- Task prompt -
Word for word, set down the records and skip each picture.

[Stored data]
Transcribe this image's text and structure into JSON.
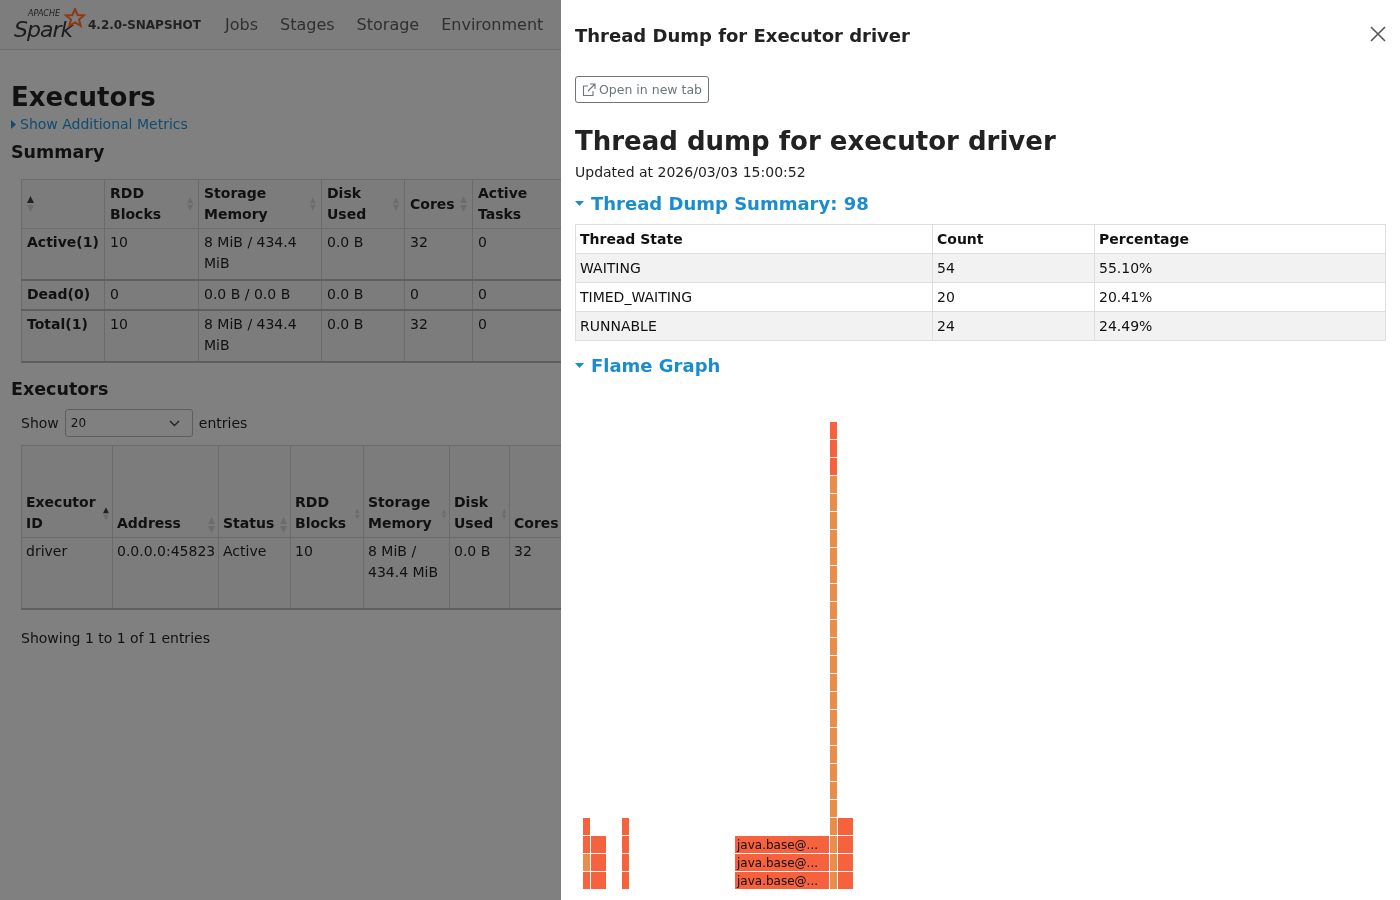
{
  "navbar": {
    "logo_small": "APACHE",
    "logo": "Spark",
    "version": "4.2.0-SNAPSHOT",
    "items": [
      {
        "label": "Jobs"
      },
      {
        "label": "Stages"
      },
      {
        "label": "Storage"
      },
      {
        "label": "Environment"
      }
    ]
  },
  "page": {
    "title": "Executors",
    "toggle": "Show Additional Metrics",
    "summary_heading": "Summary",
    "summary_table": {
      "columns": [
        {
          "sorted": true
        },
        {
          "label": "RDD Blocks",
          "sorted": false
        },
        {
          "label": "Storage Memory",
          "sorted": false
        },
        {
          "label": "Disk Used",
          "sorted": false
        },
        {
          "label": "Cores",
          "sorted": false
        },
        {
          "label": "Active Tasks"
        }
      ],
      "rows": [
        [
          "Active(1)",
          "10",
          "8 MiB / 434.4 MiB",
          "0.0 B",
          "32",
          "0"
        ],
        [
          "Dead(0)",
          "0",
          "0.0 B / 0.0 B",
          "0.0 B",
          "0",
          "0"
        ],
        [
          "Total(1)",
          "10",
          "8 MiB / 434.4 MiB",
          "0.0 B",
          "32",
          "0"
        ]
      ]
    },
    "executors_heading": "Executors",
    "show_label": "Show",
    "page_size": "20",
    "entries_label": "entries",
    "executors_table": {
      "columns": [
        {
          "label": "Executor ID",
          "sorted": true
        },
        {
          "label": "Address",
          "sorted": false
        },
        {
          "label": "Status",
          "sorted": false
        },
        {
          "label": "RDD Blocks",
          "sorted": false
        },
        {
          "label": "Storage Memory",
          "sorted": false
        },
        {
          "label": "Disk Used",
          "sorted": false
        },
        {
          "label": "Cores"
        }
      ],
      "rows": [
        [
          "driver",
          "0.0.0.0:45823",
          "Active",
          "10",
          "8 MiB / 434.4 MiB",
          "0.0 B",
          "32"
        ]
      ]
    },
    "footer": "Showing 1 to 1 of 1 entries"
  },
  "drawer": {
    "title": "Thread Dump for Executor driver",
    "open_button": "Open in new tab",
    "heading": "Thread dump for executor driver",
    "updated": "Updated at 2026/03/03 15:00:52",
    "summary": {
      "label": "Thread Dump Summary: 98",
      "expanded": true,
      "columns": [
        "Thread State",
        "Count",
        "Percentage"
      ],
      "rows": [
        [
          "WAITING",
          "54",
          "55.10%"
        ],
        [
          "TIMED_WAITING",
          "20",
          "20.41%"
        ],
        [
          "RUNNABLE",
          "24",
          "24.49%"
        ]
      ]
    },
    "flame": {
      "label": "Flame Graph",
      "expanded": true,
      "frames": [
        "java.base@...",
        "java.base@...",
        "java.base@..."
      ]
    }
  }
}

- Final result -
Transcribe this image's text and structure into JSON.
{
  "navbar": {
    "logo_small": "APACHE",
    "logo": "Spark",
    "version": "4.2.0-SNAPSHOT",
    "items": [
      {
        "label": "Jobs"
      },
      {
        "label": "Stages"
      },
      {
        "label": "Storage"
      },
      {
        "label": "Environment"
      }
    ]
  },
  "page": {
    "title": "Executors",
    "toggle": "Show Additional Metrics",
    "summary_heading": "Summary",
    "summary_table": {
      "columns": [
        {
          "sorted": true
        },
        {
          "label": "RDD Blocks",
          "sorted": false
        },
        {
          "label": "Storage Memory",
          "sorted": false
        },
        {
          "label": "Disk Used",
          "sorted": false
        },
        {
          "label": "Cores",
          "sorted": false
        },
        {
          "label": "Active Tasks"
        }
      ],
      "rows": [
        [
          "Active(1)",
          "10",
          "8 MiB / 434.4 MiB",
          "0.0 B",
          "32",
          "0"
        ],
        [
          "Dead(0)",
          "0",
          "0.0 B / 0.0 B",
          "0.0 B",
          "0",
          "0"
        ],
        [
          "Total(1)",
          "10",
          "8 MiB / 434.4 MiB",
          "0.0 B",
          "32",
          "0"
        ]
      ]
    },
    "executors_heading": "Executors",
    "show_label": "Show",
    "page_size": "20",
    "entries_label": "entries",
    "executors_table": {
      "columns": [
        {
          "label": "Executor ID",
          "sorted": true
        },
        {
          "label": "Address",
          "sorted": false
        },
        {
          "label": "Status",
          "sorted": false
        },
        {
          "label": "RDD Blocks",
          "sorted": false
        },
        {
          "label": "Storage Memory",
          "sorted": false
        },
        {
          "label": "Disk Used",
          "sorted": false
        },
        {
          "label": "Cores"
        }
      ],
      "rows": [
        [
          "driver",
          "0.0.0.0:45823",
          "Active",
          "10",
          "8 MiB / 434.4 MiB",
          "0.0 B",
          "32"
        ]
      ]
    },
    "footer": "Showing 1 to 1 of 1 entries"
  },
  "drawer": {
    "title": "Thread Dump for Executor driver",
    "open_button": "Open in new tab",
    "heading": "Thread dump for executor driver",
    "updated": "Updated at 2026/03/03 15:00:52",
    "summary": {
      "label": "Thread Dump Summary: 98",
      "expanded": true,
      "columns": [
        "Thread State",
        "Count",
        "Percentage"
      ],
      "rows": [
        [
          "WAITING",
          "54",
          "55.10%"
        ],
        [
          "TIMED_WAITING",
          "20",
          "20.41%"
        ],
        [
          "RUNNABLE",
          "24",
          "24.49%"
        ]
      ]
    },
    "flame": {
      "label": "Flame Graph",
      "expanded": true,
      "frames": [
        "java.base@...",
        "java.base@...",
        "java.base@..."
      ]
    }
  }
}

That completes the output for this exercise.